(Items from a data source)
+---+

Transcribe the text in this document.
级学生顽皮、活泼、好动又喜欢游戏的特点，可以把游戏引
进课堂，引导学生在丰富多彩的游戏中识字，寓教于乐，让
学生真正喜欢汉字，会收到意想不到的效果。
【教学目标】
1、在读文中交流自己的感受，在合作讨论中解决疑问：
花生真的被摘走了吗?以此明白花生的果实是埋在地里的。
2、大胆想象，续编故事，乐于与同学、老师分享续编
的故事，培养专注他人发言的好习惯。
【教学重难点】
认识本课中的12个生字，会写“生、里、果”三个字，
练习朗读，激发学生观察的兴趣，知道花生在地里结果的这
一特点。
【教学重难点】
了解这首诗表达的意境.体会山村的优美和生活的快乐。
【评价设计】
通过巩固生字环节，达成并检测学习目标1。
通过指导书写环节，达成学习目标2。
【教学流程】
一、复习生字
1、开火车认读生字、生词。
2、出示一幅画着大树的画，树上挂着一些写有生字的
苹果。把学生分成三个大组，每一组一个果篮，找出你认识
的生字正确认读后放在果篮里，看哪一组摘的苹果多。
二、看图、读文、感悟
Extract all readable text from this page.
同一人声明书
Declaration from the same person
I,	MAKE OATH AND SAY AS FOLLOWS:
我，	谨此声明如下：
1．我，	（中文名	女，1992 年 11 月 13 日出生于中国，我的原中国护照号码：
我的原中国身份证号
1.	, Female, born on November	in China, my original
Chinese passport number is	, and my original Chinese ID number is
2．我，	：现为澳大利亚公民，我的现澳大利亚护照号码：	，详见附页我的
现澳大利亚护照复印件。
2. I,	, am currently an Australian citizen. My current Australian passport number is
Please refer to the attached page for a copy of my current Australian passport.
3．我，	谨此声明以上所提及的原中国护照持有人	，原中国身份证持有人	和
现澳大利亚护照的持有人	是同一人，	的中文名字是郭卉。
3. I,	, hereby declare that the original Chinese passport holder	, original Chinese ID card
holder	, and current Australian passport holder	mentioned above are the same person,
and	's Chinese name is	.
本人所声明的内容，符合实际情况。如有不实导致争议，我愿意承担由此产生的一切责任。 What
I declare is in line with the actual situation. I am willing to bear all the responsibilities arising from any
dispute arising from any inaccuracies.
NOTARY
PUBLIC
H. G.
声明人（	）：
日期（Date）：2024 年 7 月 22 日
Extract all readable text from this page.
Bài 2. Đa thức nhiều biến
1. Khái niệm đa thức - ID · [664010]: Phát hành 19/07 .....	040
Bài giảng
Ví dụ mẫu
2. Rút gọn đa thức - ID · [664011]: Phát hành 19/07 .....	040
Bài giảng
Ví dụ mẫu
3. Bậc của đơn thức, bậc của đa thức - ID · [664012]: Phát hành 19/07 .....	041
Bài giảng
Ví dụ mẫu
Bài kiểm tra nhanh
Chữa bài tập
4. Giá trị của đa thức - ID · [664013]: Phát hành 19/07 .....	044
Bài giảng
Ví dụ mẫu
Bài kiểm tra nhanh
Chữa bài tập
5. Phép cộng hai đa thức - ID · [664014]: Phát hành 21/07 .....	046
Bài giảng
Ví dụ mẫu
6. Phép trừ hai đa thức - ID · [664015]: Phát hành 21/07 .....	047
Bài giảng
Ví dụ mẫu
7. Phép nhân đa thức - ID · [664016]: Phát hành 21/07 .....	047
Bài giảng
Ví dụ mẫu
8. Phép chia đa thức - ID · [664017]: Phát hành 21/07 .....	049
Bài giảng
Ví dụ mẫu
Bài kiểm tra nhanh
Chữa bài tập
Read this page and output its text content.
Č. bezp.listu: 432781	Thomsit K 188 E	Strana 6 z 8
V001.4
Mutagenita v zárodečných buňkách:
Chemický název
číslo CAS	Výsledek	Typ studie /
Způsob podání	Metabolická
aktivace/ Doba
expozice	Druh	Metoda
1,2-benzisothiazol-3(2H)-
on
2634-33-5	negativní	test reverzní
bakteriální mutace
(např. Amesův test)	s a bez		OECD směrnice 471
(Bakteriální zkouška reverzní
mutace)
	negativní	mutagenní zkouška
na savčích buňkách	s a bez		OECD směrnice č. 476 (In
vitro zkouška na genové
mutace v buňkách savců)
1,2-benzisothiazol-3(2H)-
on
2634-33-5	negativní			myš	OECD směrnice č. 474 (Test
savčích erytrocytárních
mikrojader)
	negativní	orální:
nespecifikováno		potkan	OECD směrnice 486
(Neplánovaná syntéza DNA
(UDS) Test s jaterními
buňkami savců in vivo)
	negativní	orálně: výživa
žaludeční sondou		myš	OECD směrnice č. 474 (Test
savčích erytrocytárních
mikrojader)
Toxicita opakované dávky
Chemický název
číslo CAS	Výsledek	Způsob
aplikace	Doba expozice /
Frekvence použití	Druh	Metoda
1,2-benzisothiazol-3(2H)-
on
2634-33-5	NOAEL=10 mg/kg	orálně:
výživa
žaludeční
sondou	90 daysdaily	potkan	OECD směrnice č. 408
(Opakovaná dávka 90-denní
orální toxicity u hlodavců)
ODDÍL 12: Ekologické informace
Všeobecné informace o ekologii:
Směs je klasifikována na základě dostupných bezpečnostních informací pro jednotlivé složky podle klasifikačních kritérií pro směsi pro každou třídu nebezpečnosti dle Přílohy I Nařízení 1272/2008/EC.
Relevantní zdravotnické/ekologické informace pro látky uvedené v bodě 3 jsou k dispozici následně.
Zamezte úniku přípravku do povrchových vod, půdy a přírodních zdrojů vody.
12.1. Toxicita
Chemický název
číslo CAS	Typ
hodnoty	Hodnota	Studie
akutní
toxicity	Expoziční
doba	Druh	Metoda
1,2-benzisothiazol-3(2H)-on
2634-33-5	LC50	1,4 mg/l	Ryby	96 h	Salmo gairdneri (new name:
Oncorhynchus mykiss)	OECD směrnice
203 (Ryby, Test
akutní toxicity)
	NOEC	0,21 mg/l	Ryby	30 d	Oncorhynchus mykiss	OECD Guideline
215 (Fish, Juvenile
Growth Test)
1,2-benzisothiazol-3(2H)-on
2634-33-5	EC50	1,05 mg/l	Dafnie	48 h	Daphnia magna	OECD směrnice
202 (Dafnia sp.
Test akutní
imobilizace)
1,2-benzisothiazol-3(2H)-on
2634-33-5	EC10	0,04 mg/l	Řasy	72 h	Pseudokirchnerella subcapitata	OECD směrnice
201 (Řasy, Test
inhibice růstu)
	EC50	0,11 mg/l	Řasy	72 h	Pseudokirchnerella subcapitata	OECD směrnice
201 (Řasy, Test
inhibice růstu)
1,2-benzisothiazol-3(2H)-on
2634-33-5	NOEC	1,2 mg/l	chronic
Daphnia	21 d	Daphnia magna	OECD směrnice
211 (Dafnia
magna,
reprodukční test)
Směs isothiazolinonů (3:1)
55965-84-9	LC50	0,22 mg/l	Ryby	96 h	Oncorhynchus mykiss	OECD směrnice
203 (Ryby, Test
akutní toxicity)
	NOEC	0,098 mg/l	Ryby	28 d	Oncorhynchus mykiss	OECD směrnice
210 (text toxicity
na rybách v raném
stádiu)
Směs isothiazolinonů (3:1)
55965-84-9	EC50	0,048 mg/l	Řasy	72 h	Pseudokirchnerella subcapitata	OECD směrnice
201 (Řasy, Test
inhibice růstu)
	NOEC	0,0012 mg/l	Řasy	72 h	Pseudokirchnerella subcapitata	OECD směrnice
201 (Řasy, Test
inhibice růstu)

+---+

Write out the entries in full, exactly as given.

Transcribe the text in this document.
级学生顽皮、活泼、好动又喜欢游戏的特点，可以把游戏引
进课堂，引导学生在丰富多彩的游戏中识字，寓教于乐，让
学生真正喜欢汉字，会收到意想不到的效果。
【教学目标】
1、在读文中交流自己的感受，在合作讨论中解决疑问：
花生真的被摘走了吗?以此明白花生的果实是埋在地里的。
2、大胆想象，续编故事，乐于与同学、老师分享续编
的故事，培养专注他人发言的好习惯。
【教学重难点】
认识本课中的12个生字，会写“生、里、果”三个字，
练习朗读，激发学生观察的兴趣，知道花生在地里结果的这
一特点。
【教学重难点】
了解这首诗表达的意境.体会山村的优美和生活的快乐。
【评价设计】
通过巩固生字环节，达成并检测学习目标1。
通过指导书写环节，达成学习目标2。
【教学流程】
一、复习生字
1、开火车认读生字、生词。
2、出示一幅画着大树的画，树上挂着一些写有生字的
苹果。把学生分成三个大组，每一组一个果篮，找出你认识
的生字正确认读后放在果篮里，看哪一组摘的苹果多。
二、看图、读文、感悟
Extract all readable text from this page.
同一人声明书
Declaration from the same person
I,	MAKE OATH AND SAY AS FOLLOWS:
我，	谨此声明如下：
1．我，	（中文名	女，1992 年 11 月 13 日出生于中国，我的原中国护照号码：
我的原中国身份证号
1.	, Female, born on November	in China, my original
Chinese passport number is	, and my original Chinese ID number is
2．我，	：现为澳大利亚公民，我的现澳大利亚护照号码：	，详见附页我的
现澳大利亚护照复印件。
2. I,	, am currently an Australian citizen. My current Australian passport number is
Please refer to the attached page for a copy of my current Australian passport.
3．我，	谨此声明以上所提及的原中国护照持有人	，原中国身份证持有人	和
现澳大利亚护照的持有人	是同一人，	的中文名字是郭卉。
3. I,	, hereby declare that the original Chinese passport holder	, original Chinese ID card
holder	, and current Australian passport holder	mentioned above are the same person,
and	's Chinese name is	.
本人所声明的内容，符合实际情况。如有不实导致争议，我愿意承担由此产生的一切责任。 What
I declare is in line with the actual situation. I am willing to bear all the responsibilities arising from any
dispute arising from any inaccuracies.
NOTARY
PUBLIC
H. G.
声明人（	）：
日期（Date）：2024 年 7 月 22 日
Extract all readable text from this page.
Bài 2. Đa thức nhiều biến
1. Khái niệm đa thức - ID · [664010]: Phát hành 19/07 .....	040
Bài giảng
Ví dụ mẫu
2. Rút gọn đa thức - ID · [664011]: Phát hành 19/07 .....	040
Bài giảng
Ví dụ mẫu
3. Bậc của đơn thức, bậc của đa thức - ID · [664012]: Phát hành 19/07 .....	041
Bài giảng
Ví dụ mẫu
Bài kiểm tra nhanh
Chữa bài tập
4. Giá trị của đa thức - ID · [664013]: Phát hành 19/07 .....	044
Bài giảng
Ví dụ mẫu
Bài kiểm tra nhanh
Chữa bài tập
5. Phép cộng hai đa thức - ID · [664014]: Phát hành 21/07 .....	046
Bài giảng
Ví dụ mẫu
6. Phép trừ hai đa thức - ID · [664015]: Phát hành 21/07 .....	047
Bài giảng
Ví dụ mẫu
7. Phép nhân đa thức - ID · [664016]: Phát hành 21/07 .....	047
Bài giảng
Ví dụ mẫu
8. Phép chia đa thức - ID · [664017]: Phát hành 21/07 .....	049
Bài giảng
Ví dụ mẫu
Bài kiểm tra nhanh
Chữa bài tập
Read this page and output its text content.
Č. bezp.listu: 432781	Thomsit K 188 E	Strana 6 z 8
V001.4
Mutagenita v zárodečných buňkách:
Chemický název
číslo CAS	Výsledek	Typ studie /
Způsob podání	Metabolická
aktivace/ Doba
expozice	Druh	Metoda
1,2-benzisothiazol-3(2H)-
on
2634-33-5	negativní	test reverzní
bakteriální mutace
(např. Amesův test)	s a bez		OECD směrnice 471
(Bakteriální zkouška reverzní
mutace)
	negativní	mutagenní zkouška
na savčích buňkách	s a bez		OECD směrnice č. 476 (In
vitro zkouška na genové
mutace v buňkách savců)
1,2-benzisothiazol-3(2H)-
on
2634-33-5	negativní			myš	OECD směrnice č. 474 (Test
savčích erytrocytárních
mikrojader)
	negativní	orální:
nespecifikováno		potkan	OECD směrnice 486
(Neplánovaná syntéza DNA
(UDS) Test s jaterními
buňkami savců in vivo)
	negativní	orálně: výživa
žaludeční sondou		myš	OECD směrnice č. 474 (Test
savčích erytrocytárních
mikrojader)
Toxicita opakované dávky
Chemický název
číslo CAS	Výsledek	Způsob
aplikace	Doba expozice /
Frekvence použití	Druh	Metoda
1,2-benzisothiazol-3(2H)-
on
2634-33-5	NOAEL=10 mg/kg	orálně:
výživa
žaludeční
sondou	90 daysdaily	potkan	OECD směrnice č. 408
(Opakovaná dávka 90-denní
orální toxicity u hlodavců)
ODDÍL 12: Ekologické informace
Všeobecné informace o ekologii:
Směs je klasifikována na základě dostupných bezpečnostních informací pro jednotlivé složky podle klasifikačních kritérií pro směsi pro každou třídu nebezpečnosti dle Přílohy I Nařízení 1272/2008/EC.
Relevantní zdravotnické/ekologické informace pro látky uvedené v bodě 3 jsou k dispozici následně.
Zamezte úniku přípravku do povrchových vod, půdy a přírodních zdrojů vody.
12.1. Toxicita
Chemický název
číslo CAS	Typ
hodnoty	Hodnota	Studie
akutní
toxicity	Expoziční
doba	Druh	Metoda
1,2-benzisothiazol-3(2H)-on
2634-33-5	LC50	1,4 mg/l	Ryby	96 h	Salmo gairdneri (new name:
Oncorhynchus mykiss)	OECD směrnice
203 (Ryby, Test
akutní toxicity)
	NOEC	0,21 mg/l	Ryby	30 d	Oncorhynchus mykiss	OECD Guideline
215 (Fish, Juvenile
Growth Test)
1,2-benzisothiazol-3(2H)-on
2634-33-5	EC50	1,05 mg/l	Dafnie	48 h	Daphnia magna	OECD směrnice
202 (Dafnia sp.
Test akutní
imobilizace)
1,2-benzisothiazol-3(2H)-on
2634-33-5	EC10	0,04 mg/l	Řasy	72 h	Pseudokirchnerella subcapitata	OECD směrnice
201 (Řasy, Test
inhibice růstu)
	EC50	0,11 mg/l	Řasy	72 h	Pseudokirchnerella subcapitata	OECD směrnice
201 (Řasy, Test
inhibice růstu)
1,2-benzisothiazol-3(2H)-on
2634-33-5	NOEC	1,2 mg/l	chronic
Daphnia	21 d	Daphnia magna	OECD směrnice
211 (Dafnia
magna,
reprodukční test)
Směs isothiazolinonů (3:1)
55965-84-9	LC50	0,22 mg/l	Ryby	96 h	Oncorhynchus mykiss	OECD směrnice
203 (Ryby, Test
akutní toxicity)
	NOEC	0,098 mg/l	Ryby	28 d	Oncorhynchus mykiss	OECD směrnice
210 (text toxicity
na rybách v raném
stádiu)
Směs isothiazolinonů (3:1)
55965-84-9	EC50	0,048 mg/l	Řasy	72 h	Pseudokirchnerella subcapitata	OECD směrnice
201 (Řasy, Test
inhibice růstu)
	NOEC	0,0012 mg/l	Řasy	72 h	Pseudokirchnerella subcapitata	OECD směrnice
201 (Řasy, Test
inhibice růstu)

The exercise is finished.